* [Exercise details]: In the review of Paul Gravett's Comics Art, what does the reviewer take Gravett's lines imagining Picasso's comics to reveal about him? Answer in one to three sentences.

* [Document excerpt]:
..........
The Entire History of Comics Art: On Paul Gravett’s Treatise

By Anne Elizabeth MooreAugust 28, 2014

Comics Art by Paul Gravett

EVEN IF you had never seen a book of any kind, and your only available source material was your imagination, it would be clear to you that language and images are universal approaches to communication, and that combining them into a sequential narrative would have an impact. Indeed, if you have seen books, particularly those that describe a history of comics, you know that the celebrated origins of sequential narratives include paintings in the Lascaux Caves in France (15000 BC) and Egyptian hieroglyphics (3200 BC to 400 AD). Despite this lengthy global pedigree, most overviews of comics art skip the next 1,500 years, and fail to mention another African example of the form again. What we end up with is a needlessly narrow history of comics, one that even a person who has never seriously considered the form senses might be missing something.


Any overview of comics will miss something, of course, because that is what overviews do. But the fact is that they all tend to leave out the same things: examples of work from the global South, work by women and people of color, work created primarily for communication purposes (which is usually created by folks in poverty), or work published in non-Western languages. This results in a very selective field indeed, like deciding to recount the history of music without familiarity with any instruments other than the flute, or deciding to teach the history of architecture entirely based on buildings in Manhattan.


This needlessly neglectful historiography began a hundred years ago, and has only become more entrenched. It’s too large a problem to resolve in a single essay, but it is the context through which we must view Paul Gravett’s Comics Art.


¤


“Listen closely. It never stops,” Gravett’s text begins promisingly.


You can almost make out the scratching of pens and pencils onto paper, the tapping of typewriters, the clicking of computers, the buzz of printing presses and binders, all the assorted sound effects of writers, artists, and printers creating more comics every minute all over the world.


Immediately heralded as a masterful work in the field (in The Observer, Aesthetica, New Statesman, PopMatters, and others), Comics Art is a history very well told. Gravett skillfully distills over 115 years into a concise and neat narrative, with light prose and thoughtful reflection.


He begins the book with a discussion of New Zealander Dylan Horrocks’s Hicksville, a graphic novel focused on a comics utopia — a library containing the past and present of comics, where everything is housed and accessible, all comics everywhere, even little-known works by famous creators. Gravett latches on to this last idea, forging a narrative around the fact that Pablo Picasso never made comics. Yet he ignores what might be truly radical about a space where all the comics ever created are housed together: there we could see for ourselves that the history we’d been told — the one already replete with famous white men, such as Picasso — was the least interesting story that could have been constructed. That Gravett spends precious lines in the short text imagining what Picasso’s comics might be like and whether or not their creation was ever feasible tells us much: Gravett is less interested in what comics do than in how they are perceived, than in their canonization. The primary misfortune of Comics Art is that it is not a collection of all comics — those available for collecting have been pre-narrowed by the ravages of time; Gravett narrows the whole further with his predilection for a certain interpretation of the canon.


This is unfortunate, for the opening moments of the book indicate a far richer possibility for an expansion of the form, which also happens to be true: artists everywhere already are making comics. We just need to dig a little deeper than the reductive, strife-free canon has led us to believe.
..........
* [Data entries]:

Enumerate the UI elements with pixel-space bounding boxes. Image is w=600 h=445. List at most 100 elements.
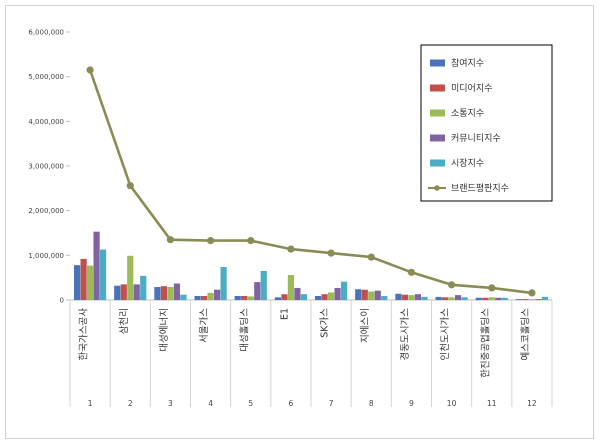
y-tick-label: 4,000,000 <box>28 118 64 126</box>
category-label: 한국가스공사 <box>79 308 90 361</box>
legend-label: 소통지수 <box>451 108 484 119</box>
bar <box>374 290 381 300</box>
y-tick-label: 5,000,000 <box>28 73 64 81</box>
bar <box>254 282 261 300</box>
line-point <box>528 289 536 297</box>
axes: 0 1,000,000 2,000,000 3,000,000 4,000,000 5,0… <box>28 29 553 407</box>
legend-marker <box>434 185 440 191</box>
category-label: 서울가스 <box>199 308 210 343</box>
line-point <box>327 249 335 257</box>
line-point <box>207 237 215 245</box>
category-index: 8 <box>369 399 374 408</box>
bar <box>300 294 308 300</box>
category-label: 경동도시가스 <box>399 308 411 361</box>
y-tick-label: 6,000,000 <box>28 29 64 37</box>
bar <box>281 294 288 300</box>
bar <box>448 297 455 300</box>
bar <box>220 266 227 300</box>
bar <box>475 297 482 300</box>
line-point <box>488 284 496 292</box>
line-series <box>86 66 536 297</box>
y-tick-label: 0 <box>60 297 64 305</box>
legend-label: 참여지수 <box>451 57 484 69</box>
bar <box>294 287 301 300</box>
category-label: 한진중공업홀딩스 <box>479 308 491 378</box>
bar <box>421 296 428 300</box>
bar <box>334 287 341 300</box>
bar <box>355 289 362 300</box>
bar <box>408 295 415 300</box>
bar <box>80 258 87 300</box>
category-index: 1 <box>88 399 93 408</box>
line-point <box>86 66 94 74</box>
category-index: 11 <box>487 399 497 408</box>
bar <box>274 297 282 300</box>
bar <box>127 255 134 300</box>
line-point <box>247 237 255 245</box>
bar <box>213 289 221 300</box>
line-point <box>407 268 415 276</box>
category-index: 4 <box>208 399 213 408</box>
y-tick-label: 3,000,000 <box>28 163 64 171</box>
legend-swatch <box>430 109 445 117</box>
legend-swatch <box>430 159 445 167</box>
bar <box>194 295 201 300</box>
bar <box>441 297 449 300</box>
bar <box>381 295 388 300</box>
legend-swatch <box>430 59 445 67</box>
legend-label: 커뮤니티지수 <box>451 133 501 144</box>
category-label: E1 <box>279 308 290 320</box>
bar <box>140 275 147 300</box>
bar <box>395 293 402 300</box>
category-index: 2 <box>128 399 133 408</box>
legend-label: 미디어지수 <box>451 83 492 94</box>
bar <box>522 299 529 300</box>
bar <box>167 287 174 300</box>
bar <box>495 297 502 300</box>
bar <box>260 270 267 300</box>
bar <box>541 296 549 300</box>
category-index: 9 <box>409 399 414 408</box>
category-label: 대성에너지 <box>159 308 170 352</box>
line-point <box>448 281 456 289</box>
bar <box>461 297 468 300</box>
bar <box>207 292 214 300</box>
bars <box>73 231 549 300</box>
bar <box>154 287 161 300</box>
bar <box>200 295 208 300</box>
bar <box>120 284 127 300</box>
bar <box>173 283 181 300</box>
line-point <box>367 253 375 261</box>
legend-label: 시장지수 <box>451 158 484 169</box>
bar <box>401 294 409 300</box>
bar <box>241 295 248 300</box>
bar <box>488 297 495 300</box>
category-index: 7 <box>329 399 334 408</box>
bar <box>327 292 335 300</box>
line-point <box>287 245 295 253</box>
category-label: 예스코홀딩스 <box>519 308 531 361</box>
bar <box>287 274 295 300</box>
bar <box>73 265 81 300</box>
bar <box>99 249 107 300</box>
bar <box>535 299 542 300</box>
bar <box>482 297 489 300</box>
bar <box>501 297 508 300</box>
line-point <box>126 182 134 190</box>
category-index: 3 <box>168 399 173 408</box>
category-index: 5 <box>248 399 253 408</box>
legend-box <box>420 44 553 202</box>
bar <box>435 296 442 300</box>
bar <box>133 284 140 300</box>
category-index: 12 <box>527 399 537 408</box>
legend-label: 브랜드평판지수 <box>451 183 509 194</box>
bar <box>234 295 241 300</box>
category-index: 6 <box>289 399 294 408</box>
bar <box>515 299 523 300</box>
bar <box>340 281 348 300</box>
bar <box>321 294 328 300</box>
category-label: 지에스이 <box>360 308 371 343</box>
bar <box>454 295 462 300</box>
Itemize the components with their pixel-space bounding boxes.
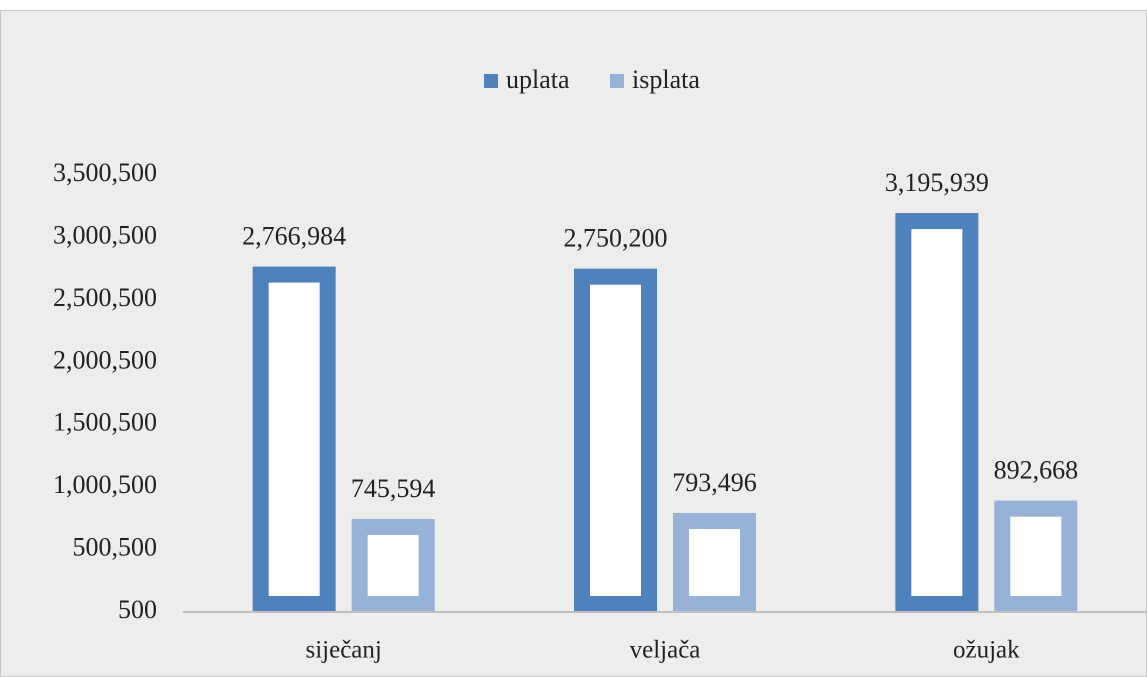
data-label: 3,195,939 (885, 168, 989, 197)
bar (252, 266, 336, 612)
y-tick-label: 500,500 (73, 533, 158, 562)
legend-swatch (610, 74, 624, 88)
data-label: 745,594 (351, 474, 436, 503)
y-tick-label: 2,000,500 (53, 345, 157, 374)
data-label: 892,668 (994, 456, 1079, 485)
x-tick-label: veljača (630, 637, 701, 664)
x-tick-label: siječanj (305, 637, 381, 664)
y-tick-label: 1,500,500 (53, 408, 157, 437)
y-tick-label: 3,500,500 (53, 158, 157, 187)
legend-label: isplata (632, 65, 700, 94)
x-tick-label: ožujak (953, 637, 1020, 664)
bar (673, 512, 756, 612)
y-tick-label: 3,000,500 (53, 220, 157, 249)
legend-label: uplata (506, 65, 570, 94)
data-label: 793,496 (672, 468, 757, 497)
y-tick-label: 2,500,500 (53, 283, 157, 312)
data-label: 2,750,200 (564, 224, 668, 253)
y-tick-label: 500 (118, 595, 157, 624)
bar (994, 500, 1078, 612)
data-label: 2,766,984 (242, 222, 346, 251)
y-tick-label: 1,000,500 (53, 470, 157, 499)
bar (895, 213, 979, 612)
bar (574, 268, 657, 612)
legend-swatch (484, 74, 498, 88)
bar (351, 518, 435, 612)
..........
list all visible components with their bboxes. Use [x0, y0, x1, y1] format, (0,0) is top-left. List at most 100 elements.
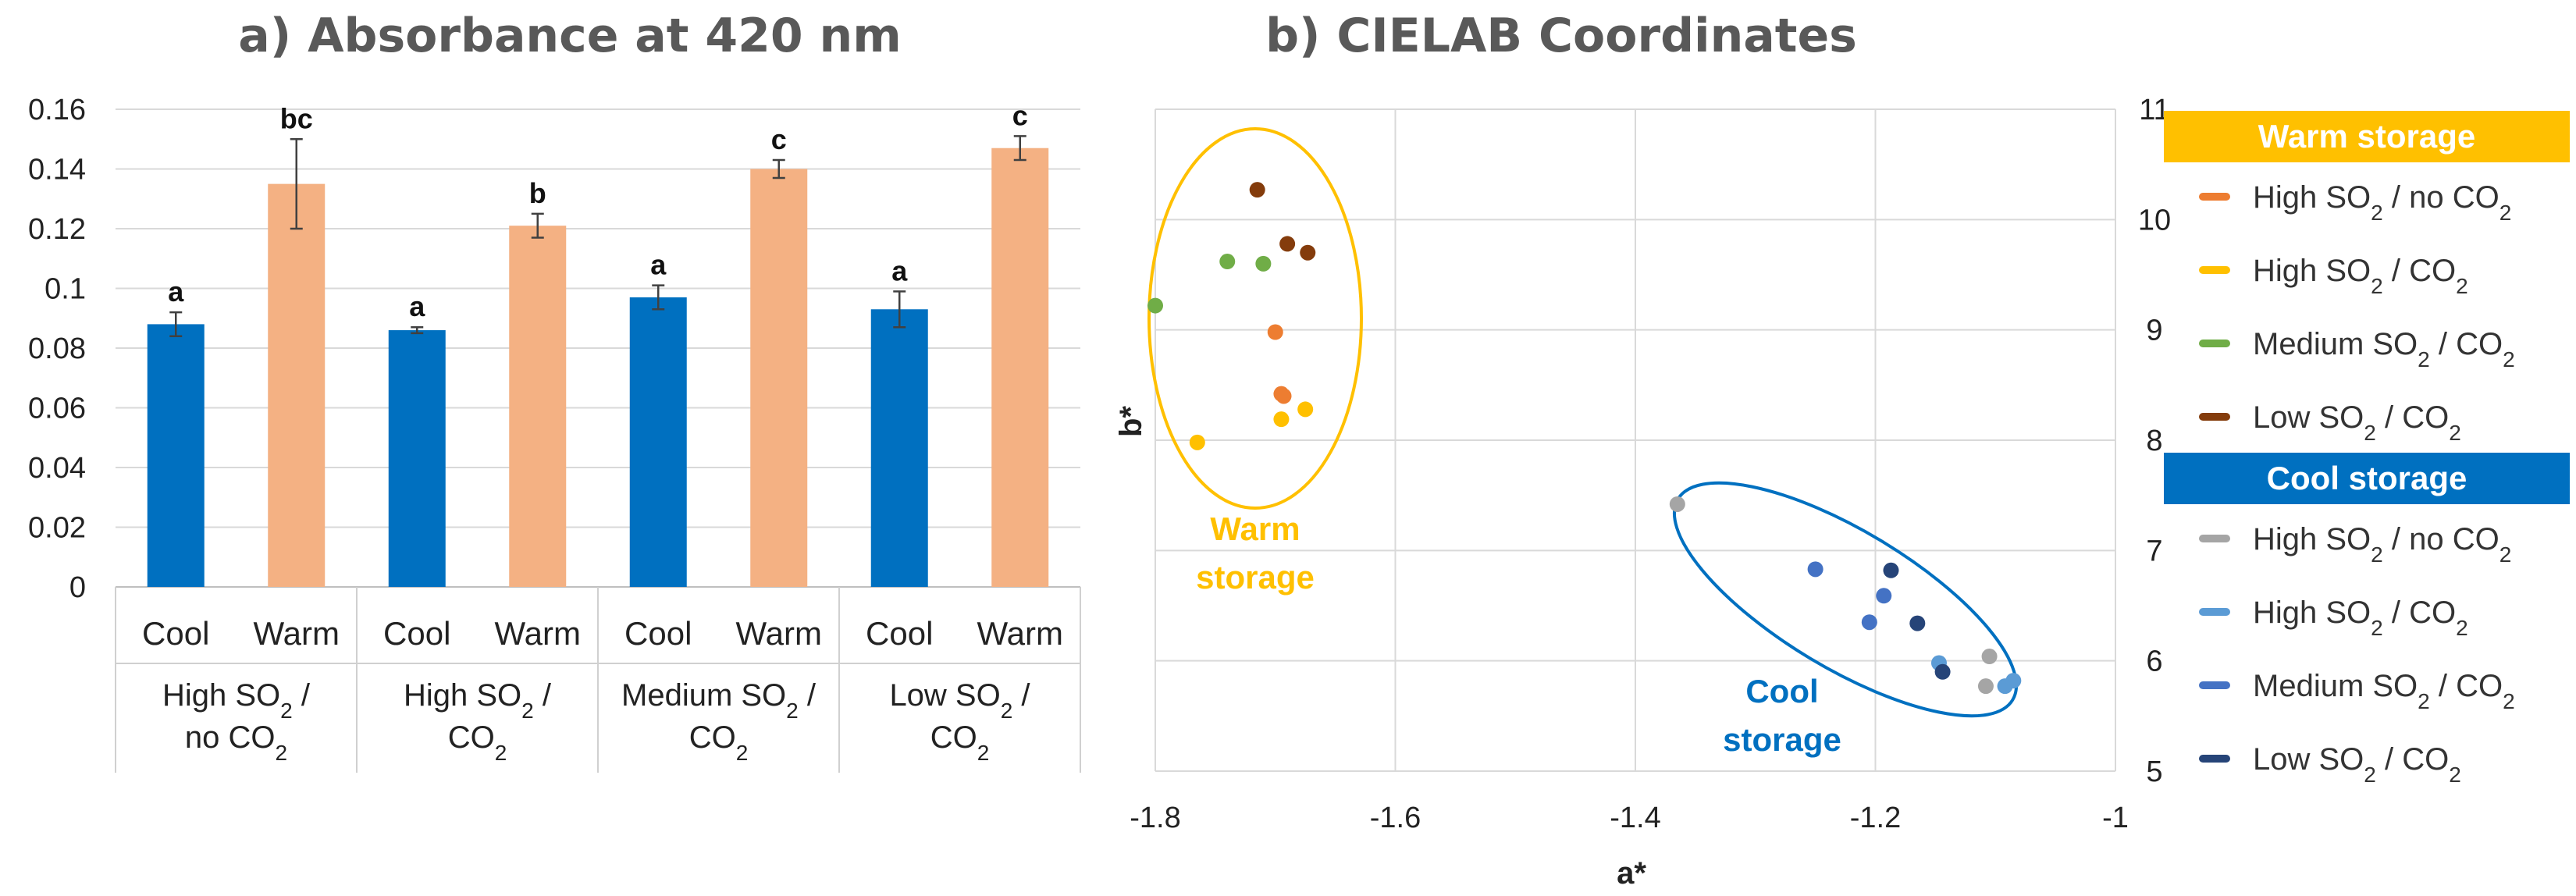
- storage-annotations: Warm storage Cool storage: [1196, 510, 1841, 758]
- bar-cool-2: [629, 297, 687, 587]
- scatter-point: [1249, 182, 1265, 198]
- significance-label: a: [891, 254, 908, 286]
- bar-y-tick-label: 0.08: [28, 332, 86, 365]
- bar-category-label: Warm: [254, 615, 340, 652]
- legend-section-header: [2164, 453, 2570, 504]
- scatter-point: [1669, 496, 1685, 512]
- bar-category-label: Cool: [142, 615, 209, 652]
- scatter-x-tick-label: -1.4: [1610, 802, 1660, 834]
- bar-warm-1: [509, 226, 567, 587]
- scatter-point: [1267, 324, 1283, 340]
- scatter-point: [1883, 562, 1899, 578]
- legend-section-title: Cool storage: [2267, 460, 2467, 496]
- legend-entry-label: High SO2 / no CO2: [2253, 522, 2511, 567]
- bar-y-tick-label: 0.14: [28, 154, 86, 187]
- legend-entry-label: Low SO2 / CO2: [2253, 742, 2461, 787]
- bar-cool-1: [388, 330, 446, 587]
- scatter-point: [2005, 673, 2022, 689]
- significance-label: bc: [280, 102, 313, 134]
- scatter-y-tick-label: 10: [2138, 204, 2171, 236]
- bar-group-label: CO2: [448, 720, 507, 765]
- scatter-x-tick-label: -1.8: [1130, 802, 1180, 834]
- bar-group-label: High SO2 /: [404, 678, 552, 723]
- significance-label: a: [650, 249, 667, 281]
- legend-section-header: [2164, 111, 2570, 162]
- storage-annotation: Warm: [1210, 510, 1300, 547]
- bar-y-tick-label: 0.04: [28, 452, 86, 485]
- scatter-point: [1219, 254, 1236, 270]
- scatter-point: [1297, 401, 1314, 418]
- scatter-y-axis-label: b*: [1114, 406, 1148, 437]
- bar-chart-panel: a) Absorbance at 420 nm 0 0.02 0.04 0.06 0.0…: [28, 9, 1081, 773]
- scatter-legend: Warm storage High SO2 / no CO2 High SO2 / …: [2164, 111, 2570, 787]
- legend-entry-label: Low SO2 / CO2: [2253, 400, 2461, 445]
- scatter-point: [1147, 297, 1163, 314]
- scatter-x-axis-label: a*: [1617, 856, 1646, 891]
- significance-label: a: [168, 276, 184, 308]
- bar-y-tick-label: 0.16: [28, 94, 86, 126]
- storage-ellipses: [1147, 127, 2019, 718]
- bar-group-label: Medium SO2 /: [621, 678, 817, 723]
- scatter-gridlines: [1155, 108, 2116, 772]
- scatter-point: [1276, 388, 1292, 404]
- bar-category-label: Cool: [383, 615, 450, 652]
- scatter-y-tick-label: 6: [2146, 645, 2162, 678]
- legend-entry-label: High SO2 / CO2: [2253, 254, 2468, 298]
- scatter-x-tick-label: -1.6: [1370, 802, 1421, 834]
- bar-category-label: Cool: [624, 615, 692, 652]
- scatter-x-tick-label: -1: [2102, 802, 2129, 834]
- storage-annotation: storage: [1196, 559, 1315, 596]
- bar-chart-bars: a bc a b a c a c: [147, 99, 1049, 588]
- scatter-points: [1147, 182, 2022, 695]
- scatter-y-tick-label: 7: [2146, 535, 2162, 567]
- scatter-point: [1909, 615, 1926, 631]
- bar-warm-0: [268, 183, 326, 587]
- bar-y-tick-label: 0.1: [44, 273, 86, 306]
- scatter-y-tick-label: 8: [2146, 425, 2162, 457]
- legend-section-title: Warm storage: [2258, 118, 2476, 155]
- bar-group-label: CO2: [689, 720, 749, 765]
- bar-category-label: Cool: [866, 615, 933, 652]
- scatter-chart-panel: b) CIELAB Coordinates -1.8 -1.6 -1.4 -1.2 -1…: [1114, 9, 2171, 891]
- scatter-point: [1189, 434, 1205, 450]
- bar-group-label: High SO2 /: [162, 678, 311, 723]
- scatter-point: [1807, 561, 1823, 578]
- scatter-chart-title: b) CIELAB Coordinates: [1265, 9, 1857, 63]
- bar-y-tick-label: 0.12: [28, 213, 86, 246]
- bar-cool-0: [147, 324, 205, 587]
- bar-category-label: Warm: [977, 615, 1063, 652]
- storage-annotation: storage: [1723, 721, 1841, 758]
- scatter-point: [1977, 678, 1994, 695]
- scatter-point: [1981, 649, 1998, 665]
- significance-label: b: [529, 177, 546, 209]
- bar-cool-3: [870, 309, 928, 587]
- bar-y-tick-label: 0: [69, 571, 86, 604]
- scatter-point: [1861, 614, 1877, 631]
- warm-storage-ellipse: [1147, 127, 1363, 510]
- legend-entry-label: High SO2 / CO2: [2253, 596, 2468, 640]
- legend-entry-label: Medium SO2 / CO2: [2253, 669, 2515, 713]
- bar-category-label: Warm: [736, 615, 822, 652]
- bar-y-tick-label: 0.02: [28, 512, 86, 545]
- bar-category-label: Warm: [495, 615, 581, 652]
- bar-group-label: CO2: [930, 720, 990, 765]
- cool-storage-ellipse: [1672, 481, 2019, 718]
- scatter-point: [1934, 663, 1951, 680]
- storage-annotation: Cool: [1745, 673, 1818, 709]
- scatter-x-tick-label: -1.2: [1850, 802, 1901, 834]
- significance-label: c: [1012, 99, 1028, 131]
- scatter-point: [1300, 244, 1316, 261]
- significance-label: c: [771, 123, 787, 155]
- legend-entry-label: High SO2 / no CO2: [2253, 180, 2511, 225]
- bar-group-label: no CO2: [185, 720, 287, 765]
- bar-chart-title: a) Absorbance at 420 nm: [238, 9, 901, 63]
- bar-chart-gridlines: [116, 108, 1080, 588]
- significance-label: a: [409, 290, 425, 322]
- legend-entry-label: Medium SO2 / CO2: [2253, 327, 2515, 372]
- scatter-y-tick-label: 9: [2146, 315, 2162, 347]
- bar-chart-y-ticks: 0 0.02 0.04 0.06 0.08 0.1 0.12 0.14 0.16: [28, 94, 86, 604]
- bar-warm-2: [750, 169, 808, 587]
..........
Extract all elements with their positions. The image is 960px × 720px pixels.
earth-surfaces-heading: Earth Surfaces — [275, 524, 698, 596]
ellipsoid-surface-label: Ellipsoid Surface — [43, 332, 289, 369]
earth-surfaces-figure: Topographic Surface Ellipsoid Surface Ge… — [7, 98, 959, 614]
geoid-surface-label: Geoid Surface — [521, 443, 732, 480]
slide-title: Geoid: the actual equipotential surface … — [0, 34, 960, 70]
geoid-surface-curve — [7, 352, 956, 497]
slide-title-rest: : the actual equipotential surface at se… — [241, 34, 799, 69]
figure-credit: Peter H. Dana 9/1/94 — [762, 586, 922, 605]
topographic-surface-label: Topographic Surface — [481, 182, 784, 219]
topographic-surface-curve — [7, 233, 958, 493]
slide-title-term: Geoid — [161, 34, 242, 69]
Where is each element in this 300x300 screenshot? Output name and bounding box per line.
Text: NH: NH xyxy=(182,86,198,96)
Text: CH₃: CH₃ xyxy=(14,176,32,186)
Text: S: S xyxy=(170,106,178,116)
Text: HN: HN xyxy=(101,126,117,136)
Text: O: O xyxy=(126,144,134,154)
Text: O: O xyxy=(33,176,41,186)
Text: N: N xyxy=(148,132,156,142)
..........
* [Correct result]: The reviewer says these lines show that Gravett cares less about what comics do than about how they are perceived and canonized.